--- MATERIAL PROVIDED ---
____________________
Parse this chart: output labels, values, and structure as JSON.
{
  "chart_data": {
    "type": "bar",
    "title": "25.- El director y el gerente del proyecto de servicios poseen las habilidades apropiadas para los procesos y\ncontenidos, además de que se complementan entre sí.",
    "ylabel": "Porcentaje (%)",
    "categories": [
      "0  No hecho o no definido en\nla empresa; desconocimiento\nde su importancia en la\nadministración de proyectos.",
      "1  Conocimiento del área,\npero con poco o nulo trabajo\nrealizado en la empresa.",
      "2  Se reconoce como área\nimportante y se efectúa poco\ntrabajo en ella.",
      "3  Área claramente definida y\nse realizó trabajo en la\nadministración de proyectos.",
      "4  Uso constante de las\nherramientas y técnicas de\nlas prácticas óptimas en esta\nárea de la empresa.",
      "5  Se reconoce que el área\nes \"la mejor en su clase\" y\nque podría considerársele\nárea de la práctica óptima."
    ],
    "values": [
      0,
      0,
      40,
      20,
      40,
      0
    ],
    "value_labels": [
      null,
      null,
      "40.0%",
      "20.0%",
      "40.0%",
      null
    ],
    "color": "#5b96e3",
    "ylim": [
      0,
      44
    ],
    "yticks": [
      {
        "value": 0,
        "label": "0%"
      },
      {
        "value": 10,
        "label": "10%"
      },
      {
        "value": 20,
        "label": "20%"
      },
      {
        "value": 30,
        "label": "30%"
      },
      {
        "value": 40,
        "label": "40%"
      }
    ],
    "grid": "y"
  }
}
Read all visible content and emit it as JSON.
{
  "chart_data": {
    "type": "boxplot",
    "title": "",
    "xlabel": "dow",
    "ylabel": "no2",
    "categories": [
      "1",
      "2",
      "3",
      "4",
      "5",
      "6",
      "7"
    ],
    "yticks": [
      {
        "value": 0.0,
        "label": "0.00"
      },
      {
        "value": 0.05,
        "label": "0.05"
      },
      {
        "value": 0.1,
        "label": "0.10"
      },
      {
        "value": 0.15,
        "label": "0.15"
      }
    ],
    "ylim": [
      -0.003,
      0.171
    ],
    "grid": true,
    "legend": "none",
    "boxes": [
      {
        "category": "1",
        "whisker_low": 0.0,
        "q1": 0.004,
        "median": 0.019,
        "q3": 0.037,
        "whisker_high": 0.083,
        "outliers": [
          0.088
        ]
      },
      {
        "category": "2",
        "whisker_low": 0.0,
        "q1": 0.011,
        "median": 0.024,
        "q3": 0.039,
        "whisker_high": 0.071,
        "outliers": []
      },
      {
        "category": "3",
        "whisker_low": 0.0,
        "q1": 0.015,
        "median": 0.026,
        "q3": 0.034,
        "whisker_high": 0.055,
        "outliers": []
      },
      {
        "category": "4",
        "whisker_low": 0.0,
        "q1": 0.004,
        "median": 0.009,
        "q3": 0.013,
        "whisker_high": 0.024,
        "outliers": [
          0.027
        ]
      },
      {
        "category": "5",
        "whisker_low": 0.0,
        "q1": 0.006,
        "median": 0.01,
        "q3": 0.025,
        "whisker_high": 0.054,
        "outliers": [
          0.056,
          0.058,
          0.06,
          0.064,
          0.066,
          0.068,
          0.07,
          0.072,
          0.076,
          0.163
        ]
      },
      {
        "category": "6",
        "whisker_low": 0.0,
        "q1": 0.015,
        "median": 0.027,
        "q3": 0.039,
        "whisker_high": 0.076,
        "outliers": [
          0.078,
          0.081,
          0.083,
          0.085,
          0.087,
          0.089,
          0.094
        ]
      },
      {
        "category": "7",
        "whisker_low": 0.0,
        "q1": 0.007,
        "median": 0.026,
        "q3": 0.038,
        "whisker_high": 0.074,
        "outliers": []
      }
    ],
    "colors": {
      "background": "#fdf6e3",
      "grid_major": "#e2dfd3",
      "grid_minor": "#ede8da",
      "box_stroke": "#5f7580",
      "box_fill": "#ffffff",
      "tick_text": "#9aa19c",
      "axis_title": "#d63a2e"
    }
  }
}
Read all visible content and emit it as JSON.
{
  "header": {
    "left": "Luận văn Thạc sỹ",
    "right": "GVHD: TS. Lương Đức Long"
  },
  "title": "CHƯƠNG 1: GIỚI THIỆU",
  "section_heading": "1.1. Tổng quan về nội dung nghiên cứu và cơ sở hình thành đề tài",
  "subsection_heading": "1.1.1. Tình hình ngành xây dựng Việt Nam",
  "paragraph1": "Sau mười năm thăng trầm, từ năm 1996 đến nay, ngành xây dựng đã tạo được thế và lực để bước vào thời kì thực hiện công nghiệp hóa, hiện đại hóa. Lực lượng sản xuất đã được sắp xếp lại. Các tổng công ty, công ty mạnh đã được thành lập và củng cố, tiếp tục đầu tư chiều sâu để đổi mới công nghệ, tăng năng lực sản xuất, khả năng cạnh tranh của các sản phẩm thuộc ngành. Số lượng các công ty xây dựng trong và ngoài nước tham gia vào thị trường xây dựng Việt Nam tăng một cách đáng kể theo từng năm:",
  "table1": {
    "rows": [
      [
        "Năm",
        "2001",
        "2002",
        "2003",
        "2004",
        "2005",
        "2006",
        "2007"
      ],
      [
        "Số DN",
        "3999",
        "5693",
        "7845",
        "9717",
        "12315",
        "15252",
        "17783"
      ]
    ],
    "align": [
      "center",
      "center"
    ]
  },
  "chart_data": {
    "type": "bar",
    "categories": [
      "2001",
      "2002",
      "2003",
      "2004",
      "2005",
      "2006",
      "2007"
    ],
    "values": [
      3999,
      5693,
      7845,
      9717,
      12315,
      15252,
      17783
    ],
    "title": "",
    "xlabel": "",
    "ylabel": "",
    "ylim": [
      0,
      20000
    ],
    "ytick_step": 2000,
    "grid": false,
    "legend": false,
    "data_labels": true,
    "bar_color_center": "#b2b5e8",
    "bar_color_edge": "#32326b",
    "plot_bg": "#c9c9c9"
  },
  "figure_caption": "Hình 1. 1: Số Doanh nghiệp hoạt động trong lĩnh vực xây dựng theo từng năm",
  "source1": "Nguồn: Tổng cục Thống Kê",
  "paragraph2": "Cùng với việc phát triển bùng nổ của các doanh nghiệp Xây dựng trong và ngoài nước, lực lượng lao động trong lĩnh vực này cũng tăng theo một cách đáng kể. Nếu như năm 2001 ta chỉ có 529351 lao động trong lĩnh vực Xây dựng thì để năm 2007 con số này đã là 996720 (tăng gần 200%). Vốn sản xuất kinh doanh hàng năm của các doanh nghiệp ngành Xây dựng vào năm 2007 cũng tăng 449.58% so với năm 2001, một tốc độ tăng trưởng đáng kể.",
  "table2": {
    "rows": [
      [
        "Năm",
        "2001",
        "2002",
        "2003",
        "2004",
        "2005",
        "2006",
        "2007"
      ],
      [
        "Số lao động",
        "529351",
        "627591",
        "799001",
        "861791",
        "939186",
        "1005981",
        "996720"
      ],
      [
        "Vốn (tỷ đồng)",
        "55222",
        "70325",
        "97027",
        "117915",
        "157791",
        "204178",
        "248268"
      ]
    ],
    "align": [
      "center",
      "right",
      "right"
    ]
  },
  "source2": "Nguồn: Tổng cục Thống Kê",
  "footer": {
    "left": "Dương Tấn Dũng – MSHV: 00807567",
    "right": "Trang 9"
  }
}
____________________
--- YOUR INSTRUCTIONS ---
Write the data back out verbatim.

--- COMPLETED EXERCISE ---
Parse this chart: output labels, values, and structure as JSON.
{
  "chart_data": {
    "type": "bar",
    "title": "25.- El director y el gerente del proyecto de servicios poseen las habilidades apropiadas para los procesos y\ncontenidos, además de que se complementan entre sí.",
    "ylabel": "Porcentaje (%)",
    "categories": [
      "0  No hecho o no definido en\nla empresa; desconocimiento\nde su importancia en la\nadministración de proyectos.",
      "1  Conocimiento del área,\npero con poco o nulo trabajo\nrealizado en la empresa.",
      "2  Se reconoce como área\nimportante y se efectúa poco\ntrabajo en ella.",
      "3  Área claramente definida y\nse realizó trabajo en la\nadministración de proyectos.",
      "4  Uso constante de las\nherramientas y técnicas de\nlas prácticas óptimas en esta\nárea de la empresa.",
      "5  Se reconoce que el área\nes \"la mejor en su clase\" y\nque podría considerársele\nárea de la práctica óptima."
    ],
    "values": [
      0,
      0,
      40,
      20,
      40,
      0
    ],
    "value_labels": [
      null,
      null,
      "40.0%",
      "20.0%",
      "40.0%",
      null
    ],
    "color": "#5b96e3",
    "ylim": [
      0,
      44
    ],
    "yticks": [
      {
        "value": 0,
        "label": "0%"
      },
      {
        "value": 10,
        "label": "10%"
      },
      {
        "value": 20,
        "label": "20%"
      },
      {
        "value": 30,
        "label": "30%"
      },
      {
        "value": 40,
        "label": "40%"
      }
    ],
    "grid": "y"
  }
}
Read all visible content and emit it as JSON.
{
  "chart_data": {
    "type": "boxplot",
    "title": "",
    "xlabel": "dow",
    "ylabel": "no2",
    "categories": [
      "1",
      "2",
      "3",
      "4",
      "5",
      "6",
      "7"
    ],
    "yticks": [
      {
        "value": 0.0,
        "label": "0.00"
      },
      {
        "value": 0.05,
        "label": "0.05"
      },
      {
        "value": 0.1,
        "label": "0.10"
      },
      {
        "value": 0.15,
        "label": "0.15"
      }
    ],
    "ylim": [
      -0.003,
      0.171
    ],
    "grid": true,
    "legend": "none",
    "boxes": [
      {
        "category": "1",
        "whisker_low": 0.0,
        "q1": 0.004,
        "median": 0.019,
        "q3": 0.037,
        "whisker_high": 0.083,
        "outliers": [
          0.088
        ]
      },
      {
        "category": "2",
        "whisker_low": 0.0,
        "q1": 0.011,
        "median": 0.024,
        "q3": 0.039,
        "whisker_high": 0.071,
        "outliers": []
      },
      {
        "category": "3",
        "whisker_low": 0.0,
        "q1": 0.015,
        "median": 0.026,
        "q3": 0.034,
        "whisker_high": 0.055,
        "outliers": []
      },
      {
        "category": "4",
        "whisker_low": 0.0,
        "q1": 0.004,
        "median": 0.009,
        "q3": 0.013,
        "whisker_high": 0.024,
        "outliers": [
          0.027
        ]
      },
      {
        "category": "5",
        "whisker_low": 0.0,
        "q1": 0.006,
        "median": 0.01,
        "q3": 0.025,
        "whisker_high": 0.054,
        "outliers": [
          0.056,
          0.058,
          0.06,
          0.064,
          0.066,
          0.068,
          0.07,
          0.072,
          0.076,
          0.163
        ]
      },
      {
        "category": "6",
        "whisker_low": 0.0,
        "q1": 0.015,
        "median": 0.027,
        "q3": 0.039,
        "whisker_high": 0.076,
        "outliers": [
          0.078,
          0.081,
          0.083,
          0.085,
          0.087,
          0.089,
          0.094
        ]
      },
      {
        "category": "7",
        "whisker_low": 0.0,
        "q1": 0.007,
        "median": 0.026,
        "q3": 0.038,
        "whisker_high": 0.074,
        "outliers": []
      }
    ],
    "colors": {
      "background": "#fdf6e3",
      "grid_major": "#e2dfd3",
      "grid_minor": "#ede8da",
      "box_stroke": "#5f7580",
      "box_fill": "#ffffff",
      "tick_text": "#9aa19c",
      "axis_title": "#d63a2e"
    }
  }
}
Read all visible content and emit it as JSON.
{
  "header": {
    "left": "Luận văn Thạc sỹ",
    "right": "GVHD: TS. Lương Đức Long"
  },
  "title": "CHƯƠNG 1: GIỚI THIỆU",
  "section_heading": "1.1. Tổng quan về nội dung nghiên cứu và cơ sở hình thành đề tài",
  "subsection_heading": "1.1.1. Tình hình ngành xây dựng Việt Nam",
  "paragraph1": "Sau mười năm thăng trầm, từ năm 1996 đến nay, ngành xây dựng đã tạo được thế và lực để bước vào thời kì thực hiện công nghiệp hóa, hiện đại hóa. Lực lượng sản xuất đã được sắp xếp lại. Các tổng công ty, công ty mạnh đã được thành lập và củng cố, tiếp tục đầu tư chiều sâu để đổi mới công nghệ, tăng năng lực sản xuất, khả năng cạnh tranh của các sản phẩm thuộc ngành. Số lượng các công ty xây dựng trong và ngoài nước tham gia vào thị trường xây dựng Việt Nam tăng một cách đáng kể theo từng năm:",
  "table1": {
    "rows": [
      [
        "Năm",
        "2001",
        "2002",
        "2003",
        "2004",
        "2005",
        "2006",
        "2007"
      ],
      [
        "Số DN",
        "3999",
        "5693",
        "7845",
        "9717",
        "12315",
        "15252",
        "17783"
      ]
    ],
    "align": [
      "center",
      "center"
    ]
  },
  "chart_data": {
    "type": "bar",
    "categories": [
      "2001",
      "2002",
      "2003",
      "2004",
      "2005",
      "2006",
      "2007"
    ],
    "values": [
      3999,
      5693,
      7845,
      9717,
      12315,
      15252,
      17783
    ],
    "title": "",
    "xlabel": "",
    "ylabel": "",
    "ylim": [
      0,
      20000
    ],
    "ytick_step": 2000,
    "grid": false,
    "legend": false,
    "data_labels": true,
    "bar_color_center": "#b2b5e8",
    "bar_color_edge": "#32326b",
    "plot_bg": "#c9c9c9"
  },
  "figure_caption": "Hình 1. 1: Số Doanh nghiệp hoạt động trong lĩnh vực xây dựng theo từng năm",
  "source1": "Nguồn: Tổng cục Thống Kê",
  "paragraph2": "Cùng với việc phát triển bùng nổ của các doanh nghiệp Xây dựng trong và ngoài nước, lực lượng lao động trong lĩnh vực này cũng tăng theo một cách đáng kể. Nếu như năm 2001 ta chỉ có 529351 lao động trong lĩnh vực Xây dựng thì để năm 2007 con số này đã là 996720 (tăng gần 200%). Vốn sản xuất kinh doanh hàng năm của các doanh nghiệp ngành Xây dựng vào năm 2007 cũng tăng 449.58% so với năm 2001, một tốc độ tăng trưởng đáng kể.",
  "table2": {
    "rows": [
      [
        "Năm",
        "2001",
        "2002",
        "2003",
        "2004",
        "2005",
        "2006",
        "2007"
      ],
      [
        "Số lao động",
        "529351",
        "627591",
        "799001",
        "861791",
        "939186",
        "1005981",
        "996720"
      ],
      [
        "Vốn (tỷ đồng)",
        "55222",
        "70325",
        "97027",
        "117915",
        "157791",
        "204178",
        "248268"
      ]
    ],
    "align": [
      "center",
      "right",
      "right"
    ]
  },
  "source2": "Nguồn: Tổng cục Thống Kê",
  "footer": {
    "left": "Dương Tấn Dũng – MSHV: 00807567",
    "right": "Trang 9"
  }
}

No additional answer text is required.